### Written request:
Scan the lines below; pull out those with "document".
———
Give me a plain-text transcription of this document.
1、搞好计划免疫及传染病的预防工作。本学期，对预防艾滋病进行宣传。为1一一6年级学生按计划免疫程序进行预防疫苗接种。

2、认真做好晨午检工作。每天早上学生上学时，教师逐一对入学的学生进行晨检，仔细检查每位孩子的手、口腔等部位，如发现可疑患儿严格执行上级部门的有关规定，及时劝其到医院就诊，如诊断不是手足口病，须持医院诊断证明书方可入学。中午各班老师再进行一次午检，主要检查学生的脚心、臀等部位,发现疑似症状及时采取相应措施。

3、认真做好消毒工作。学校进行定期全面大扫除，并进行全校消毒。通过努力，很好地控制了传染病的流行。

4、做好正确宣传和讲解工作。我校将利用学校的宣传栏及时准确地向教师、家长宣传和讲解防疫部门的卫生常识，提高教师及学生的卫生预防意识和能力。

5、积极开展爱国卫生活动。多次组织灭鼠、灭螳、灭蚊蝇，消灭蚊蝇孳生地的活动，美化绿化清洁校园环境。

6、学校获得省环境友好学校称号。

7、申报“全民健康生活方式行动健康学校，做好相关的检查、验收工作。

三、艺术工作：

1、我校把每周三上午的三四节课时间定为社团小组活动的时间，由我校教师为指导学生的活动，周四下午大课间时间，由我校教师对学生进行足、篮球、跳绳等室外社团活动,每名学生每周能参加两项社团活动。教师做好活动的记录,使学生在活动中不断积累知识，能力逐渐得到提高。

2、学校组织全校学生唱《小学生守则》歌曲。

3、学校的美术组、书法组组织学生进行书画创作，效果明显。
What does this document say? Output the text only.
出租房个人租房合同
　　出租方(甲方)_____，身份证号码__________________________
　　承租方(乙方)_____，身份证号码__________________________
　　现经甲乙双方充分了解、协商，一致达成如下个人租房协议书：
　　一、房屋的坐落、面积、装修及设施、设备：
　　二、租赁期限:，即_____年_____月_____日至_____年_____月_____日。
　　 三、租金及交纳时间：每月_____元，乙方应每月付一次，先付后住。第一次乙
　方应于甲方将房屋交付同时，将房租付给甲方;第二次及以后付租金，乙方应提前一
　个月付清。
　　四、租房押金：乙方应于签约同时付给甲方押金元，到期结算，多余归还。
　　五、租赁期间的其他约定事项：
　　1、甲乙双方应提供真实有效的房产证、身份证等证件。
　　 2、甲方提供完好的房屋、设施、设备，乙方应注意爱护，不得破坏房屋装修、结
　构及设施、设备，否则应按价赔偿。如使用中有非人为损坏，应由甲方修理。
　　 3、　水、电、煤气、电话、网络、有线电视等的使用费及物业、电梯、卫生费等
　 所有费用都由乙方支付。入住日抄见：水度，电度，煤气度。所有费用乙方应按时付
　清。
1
———
### Correct result:
Give me a plain-text transcription of this document.
What does this document say? Output the text only.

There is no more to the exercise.